Aim of the exercise: Repeat the records below word for word, but start at the line that contains "Enumerate this screenshot's", stop after the last line, and include nothing else.

______

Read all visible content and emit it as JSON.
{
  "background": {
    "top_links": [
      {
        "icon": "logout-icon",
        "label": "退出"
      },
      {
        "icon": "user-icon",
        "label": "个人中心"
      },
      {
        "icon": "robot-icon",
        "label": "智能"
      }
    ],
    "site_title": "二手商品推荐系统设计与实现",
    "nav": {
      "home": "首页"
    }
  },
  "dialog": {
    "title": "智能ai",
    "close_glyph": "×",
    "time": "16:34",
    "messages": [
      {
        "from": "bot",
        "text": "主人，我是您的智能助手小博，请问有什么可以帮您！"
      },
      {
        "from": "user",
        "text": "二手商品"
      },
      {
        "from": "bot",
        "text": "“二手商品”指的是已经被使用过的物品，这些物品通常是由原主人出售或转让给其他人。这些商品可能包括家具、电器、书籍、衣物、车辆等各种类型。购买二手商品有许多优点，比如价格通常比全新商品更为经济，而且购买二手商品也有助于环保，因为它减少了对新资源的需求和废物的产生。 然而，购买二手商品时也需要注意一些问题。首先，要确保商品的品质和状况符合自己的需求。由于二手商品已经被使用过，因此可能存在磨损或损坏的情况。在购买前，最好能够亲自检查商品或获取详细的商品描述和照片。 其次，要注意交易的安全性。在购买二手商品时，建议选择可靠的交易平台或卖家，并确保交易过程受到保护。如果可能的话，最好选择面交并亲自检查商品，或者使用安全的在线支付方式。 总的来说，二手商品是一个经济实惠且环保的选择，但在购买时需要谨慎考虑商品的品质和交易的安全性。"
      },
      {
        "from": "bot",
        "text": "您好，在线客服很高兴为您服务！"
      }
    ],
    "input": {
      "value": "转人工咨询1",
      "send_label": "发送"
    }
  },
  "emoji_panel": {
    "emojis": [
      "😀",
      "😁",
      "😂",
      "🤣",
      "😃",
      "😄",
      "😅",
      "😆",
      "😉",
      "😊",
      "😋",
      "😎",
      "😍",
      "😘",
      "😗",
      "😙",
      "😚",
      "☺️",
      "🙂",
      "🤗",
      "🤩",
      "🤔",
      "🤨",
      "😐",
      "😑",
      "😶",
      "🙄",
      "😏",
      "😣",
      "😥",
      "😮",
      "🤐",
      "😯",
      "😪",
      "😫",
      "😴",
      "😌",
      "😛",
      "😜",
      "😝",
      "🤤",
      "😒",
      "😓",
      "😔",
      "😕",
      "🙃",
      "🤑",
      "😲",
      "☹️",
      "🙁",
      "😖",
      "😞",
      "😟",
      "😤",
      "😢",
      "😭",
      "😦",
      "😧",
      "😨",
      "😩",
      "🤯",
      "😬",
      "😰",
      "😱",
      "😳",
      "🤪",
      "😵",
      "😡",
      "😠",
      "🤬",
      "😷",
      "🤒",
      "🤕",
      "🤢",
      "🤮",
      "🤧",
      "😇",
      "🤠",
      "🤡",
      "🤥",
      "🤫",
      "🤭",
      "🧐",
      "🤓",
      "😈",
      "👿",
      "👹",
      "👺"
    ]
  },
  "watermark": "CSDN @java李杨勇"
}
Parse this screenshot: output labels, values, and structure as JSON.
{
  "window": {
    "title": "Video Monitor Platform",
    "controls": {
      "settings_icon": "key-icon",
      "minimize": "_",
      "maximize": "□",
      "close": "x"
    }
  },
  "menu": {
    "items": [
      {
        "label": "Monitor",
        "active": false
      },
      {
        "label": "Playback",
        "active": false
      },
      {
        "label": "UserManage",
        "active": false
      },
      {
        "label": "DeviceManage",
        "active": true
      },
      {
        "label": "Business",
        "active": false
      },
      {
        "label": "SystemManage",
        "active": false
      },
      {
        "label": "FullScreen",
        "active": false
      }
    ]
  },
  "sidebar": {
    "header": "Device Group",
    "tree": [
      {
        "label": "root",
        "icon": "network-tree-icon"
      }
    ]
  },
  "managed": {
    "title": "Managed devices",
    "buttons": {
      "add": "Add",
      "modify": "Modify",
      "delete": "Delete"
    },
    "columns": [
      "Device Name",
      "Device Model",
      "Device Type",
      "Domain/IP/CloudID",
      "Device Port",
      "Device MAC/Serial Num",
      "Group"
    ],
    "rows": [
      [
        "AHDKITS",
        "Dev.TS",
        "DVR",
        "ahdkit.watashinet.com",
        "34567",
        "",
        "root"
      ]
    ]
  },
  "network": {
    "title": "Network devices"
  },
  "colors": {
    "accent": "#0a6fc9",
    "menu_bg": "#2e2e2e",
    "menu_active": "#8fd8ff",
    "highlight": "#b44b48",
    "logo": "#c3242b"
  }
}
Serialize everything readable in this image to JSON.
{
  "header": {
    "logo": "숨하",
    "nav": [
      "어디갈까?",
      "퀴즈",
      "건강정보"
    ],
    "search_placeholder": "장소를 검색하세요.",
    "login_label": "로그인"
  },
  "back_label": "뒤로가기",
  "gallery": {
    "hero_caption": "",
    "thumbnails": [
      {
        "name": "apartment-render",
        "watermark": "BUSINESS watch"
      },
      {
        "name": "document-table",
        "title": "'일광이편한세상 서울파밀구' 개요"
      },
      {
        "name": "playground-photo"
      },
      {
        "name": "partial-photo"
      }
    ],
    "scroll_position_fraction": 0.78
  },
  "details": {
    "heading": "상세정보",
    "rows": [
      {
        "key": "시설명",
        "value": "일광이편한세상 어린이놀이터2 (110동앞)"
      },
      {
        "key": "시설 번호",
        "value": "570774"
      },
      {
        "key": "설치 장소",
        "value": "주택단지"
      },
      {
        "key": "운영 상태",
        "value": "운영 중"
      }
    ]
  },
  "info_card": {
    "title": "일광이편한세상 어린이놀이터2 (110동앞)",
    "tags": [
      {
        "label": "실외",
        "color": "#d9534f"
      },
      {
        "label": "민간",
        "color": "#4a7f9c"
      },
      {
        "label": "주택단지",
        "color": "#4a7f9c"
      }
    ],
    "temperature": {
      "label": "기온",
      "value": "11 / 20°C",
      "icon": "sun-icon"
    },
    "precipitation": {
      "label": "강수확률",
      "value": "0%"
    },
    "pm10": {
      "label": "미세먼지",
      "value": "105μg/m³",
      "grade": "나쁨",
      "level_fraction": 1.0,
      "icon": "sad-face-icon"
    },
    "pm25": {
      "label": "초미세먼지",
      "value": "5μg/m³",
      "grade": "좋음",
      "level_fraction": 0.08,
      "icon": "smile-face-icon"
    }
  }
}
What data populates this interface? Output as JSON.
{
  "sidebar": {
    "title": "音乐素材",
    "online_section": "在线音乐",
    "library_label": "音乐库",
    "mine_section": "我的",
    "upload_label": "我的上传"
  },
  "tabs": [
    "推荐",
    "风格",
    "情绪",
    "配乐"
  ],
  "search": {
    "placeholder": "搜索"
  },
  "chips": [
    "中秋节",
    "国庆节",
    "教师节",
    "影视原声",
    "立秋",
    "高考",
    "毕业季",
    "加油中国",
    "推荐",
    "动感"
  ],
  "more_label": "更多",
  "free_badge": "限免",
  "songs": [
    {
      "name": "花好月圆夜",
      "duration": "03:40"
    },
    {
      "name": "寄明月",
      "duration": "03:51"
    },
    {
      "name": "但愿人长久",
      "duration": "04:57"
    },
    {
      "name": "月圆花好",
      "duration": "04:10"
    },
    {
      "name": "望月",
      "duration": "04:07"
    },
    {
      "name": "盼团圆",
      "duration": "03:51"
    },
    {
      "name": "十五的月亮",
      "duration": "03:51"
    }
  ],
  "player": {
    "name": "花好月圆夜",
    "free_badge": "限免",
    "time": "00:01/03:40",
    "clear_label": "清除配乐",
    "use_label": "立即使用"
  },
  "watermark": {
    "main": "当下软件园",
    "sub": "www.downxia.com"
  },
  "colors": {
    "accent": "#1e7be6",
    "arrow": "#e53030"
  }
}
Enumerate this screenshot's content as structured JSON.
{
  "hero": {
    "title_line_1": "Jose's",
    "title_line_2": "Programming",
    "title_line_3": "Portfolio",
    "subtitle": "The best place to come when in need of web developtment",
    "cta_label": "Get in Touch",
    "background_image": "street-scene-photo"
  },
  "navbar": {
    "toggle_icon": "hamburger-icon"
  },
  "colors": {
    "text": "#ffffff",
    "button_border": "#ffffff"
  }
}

______

Solution to the problem:
Enumerate this screenshot's content as structured JSON.
{
  "hero": {
    "title_line_1": "Jose's",
    "title_line_2": "Programming",
    "title_line_3": "Portfolio",
    "subtitle": "The best place to come when in need of web developtment",
    "cta_label": "Get in Touch",
    "background_image": "street-scene-photo"
  },
  "navbar": {
    "toggle_icon": "hamburger-icon"
  },
  "colors": {
    "text": "#ffffff",
    "button_border": "#ffffff"
  }
}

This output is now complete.